╔══
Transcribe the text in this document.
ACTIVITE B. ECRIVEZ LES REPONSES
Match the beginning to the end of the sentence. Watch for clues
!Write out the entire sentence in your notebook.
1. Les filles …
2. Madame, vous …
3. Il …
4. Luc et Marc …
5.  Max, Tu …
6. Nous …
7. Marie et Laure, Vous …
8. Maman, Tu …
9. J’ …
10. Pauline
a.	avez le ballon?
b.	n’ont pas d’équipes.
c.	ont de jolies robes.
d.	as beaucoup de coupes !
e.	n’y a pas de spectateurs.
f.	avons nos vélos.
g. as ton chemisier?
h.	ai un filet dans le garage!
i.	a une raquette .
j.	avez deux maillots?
╚══
» **Exercise**
Extract every entry above as it appears.

» **Exercise output**
Transcribe the text in this document.
ACTIVITE B. ECRIVEZ LES REPONSES
Match the beginning to the end of the sentence. Watch for clues
!Write out the entire sentence in your notebook.
1. Les filles …
2. Madame, vous …
3. Il …
4. Luc et Marc …
5.  Max, Tu …
6. Nous …
7. Marie et Laure, Vous …
8. Maman, Tu …
9. J’ …
10. Pauline
a.	avez le ballon?
b.	n’ont pas d’équipes.
c.	ont de jolies robes.
d.	as beaucoup de coupes !
e.	n’y a pas de spectateurs.
f.	avons nos vélos.
g. as ton chemisier?
h.	ai un filet dans le garage!
i.	a une raquette .
j.	avez deux maillots?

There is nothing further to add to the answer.